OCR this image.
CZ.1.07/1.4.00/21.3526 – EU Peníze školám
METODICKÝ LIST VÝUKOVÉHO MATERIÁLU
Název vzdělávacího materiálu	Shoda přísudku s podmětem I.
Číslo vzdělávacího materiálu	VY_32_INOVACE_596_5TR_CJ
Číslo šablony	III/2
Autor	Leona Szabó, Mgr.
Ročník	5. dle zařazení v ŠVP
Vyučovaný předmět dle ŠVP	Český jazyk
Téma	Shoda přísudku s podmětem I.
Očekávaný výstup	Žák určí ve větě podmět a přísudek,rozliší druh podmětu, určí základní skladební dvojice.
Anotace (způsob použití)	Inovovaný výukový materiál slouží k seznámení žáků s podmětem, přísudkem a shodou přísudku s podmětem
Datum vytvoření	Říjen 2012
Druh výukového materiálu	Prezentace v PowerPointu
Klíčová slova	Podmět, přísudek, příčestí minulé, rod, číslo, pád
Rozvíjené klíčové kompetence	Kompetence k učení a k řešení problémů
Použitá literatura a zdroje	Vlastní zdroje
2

= = = =

Reproduce the data in full, exactly as presented.

OCR this image.
CZ.1.07/1.4.00/21.3526 – EU Peníze školám
METODICKÝ LIST VÝUKOVÉHO MATERIÁLU
Název vzdělávacího materiálu	Shoda přísudku s podmětem I.
Číslo vzdělávacího materiálu	VY_32_INOVACE_596_5TR_CJ
Číslo šablony	III/2
Autor	Leona Szabó, Mgr.
Ročník	5. dle zařazení v ŠVP
Vyučovaný předmět dle ŠVP	Český jazyk
Téma	Shoda přísudku s podmětem I.
Očekávaný výstup	Žák určí ve větě podmět a přísudek,rozliší druh podmětu, určí základní skladební dvojice.
Anotace (způsob použití)	Inovovaný výukový materiál slouží k seznámení žáků s podmětem, přísudkem a shodou přísudku s podmětem
Datum vytvoření	Říjen 2012
Druh výukového materiálu	Prezentace v PowerPointu
Klíčová slova	Podmět, přísudek, příčestí minulé, rod, číslo, pád
Rozvíjené klíčové kompetence	Kompetence k učení a k řešení problémů
Použitá literatura a zdroje	Vlastní zdroje
2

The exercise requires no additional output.